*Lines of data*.
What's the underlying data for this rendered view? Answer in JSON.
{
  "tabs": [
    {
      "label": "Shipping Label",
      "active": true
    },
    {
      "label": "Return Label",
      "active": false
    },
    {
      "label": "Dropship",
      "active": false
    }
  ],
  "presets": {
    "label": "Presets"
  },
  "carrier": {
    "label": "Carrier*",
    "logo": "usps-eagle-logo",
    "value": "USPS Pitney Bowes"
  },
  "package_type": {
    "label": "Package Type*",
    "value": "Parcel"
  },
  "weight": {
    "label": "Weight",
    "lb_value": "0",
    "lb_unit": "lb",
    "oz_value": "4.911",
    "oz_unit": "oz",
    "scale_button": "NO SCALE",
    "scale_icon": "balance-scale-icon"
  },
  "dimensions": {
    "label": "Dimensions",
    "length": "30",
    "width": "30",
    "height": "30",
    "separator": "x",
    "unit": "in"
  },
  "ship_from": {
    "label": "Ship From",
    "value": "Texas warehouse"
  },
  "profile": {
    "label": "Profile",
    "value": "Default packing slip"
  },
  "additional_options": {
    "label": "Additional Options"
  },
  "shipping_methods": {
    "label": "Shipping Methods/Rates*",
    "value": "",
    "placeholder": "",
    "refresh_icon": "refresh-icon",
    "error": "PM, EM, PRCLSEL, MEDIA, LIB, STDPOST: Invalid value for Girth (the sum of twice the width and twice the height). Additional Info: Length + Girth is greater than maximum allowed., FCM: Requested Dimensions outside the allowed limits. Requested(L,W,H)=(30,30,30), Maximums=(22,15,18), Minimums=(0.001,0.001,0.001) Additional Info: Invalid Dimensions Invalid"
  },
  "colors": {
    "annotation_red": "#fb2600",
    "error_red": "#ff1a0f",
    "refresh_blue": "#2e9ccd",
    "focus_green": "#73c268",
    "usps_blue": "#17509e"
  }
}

*AIM*. Extract, word for word, each line of the listing above.

*EXERCISE SOLUTION*.
What's the underlying data for this rendered view? Answer in JSON.
{
  "tabs": [
    {
      "label": "Shipping Label",
      "active": true
    },
    {
      "label": "Return Label",
      "active": false
    },
    {
      "label": "Dropship",
      "active": false
    }
  ],
  "presets": {
    "label": "Presets"
  },
  "carrier": {
    "label": "Carrier*",
    "logo": "usps-eagle-logo",
    "value": "USPS Pitney Bowes"
  },
  "package_type": {
    "label": "Package Type*",
    "value": "Parcel"
  },
  "weight": {
    "label": "Weight",
    "lb_value": "0",
    "lb_unit": "lb",
    "oz_value": "4.911",
    "oz_unit": "oz",
    "scale_button": "NO SCALE",
    "scale_icon": "balance-scale-icon"
  },
  "dimensions": {
    "label": "Dimensions",
    "length": "30",
    "width": "30",
    "height": "30",
    "separator": "x",
    "unit": "in"
  },
  "ship_from": {
    "label": "Ship From",
    "value": "Texas warehouse"
  },
  "profile": {
    "label": "Profile",
    "value": "Default packing slip"
  },
  "additional_options": {
    "label": "Additional Options"
  },
  "shipping_methods": {
    "label": "Shipping Methods/Rates*",
    "value": "",
    "placeholder": "",
    "refresh_icon": "refresh-icon",
    "error": "PM, EM, PRCLSEL, MEDIA, LIB, STDPOST: Invalid value for Girth (the sum of twice the width and twice the height). Additional Info: Length + Girth is greater than maximum allowed., FCM: Requested Dimensions outside the allowed limits. Requested(L,W,H)=(30,30,30), Maximums=(22,15,18), Minimums=(0.001,0.001,0.001) Additional Info: Invalid Dimensions Invalid"
  },
  "colors": {
    "annotation_red": "#fb2600",
    "error_red": "#ff1a0f",
    "refresh_blue": "#2e9ccd",
    "focus_green": "#73c268",
    "usps_blue": "#17509e"
  }
}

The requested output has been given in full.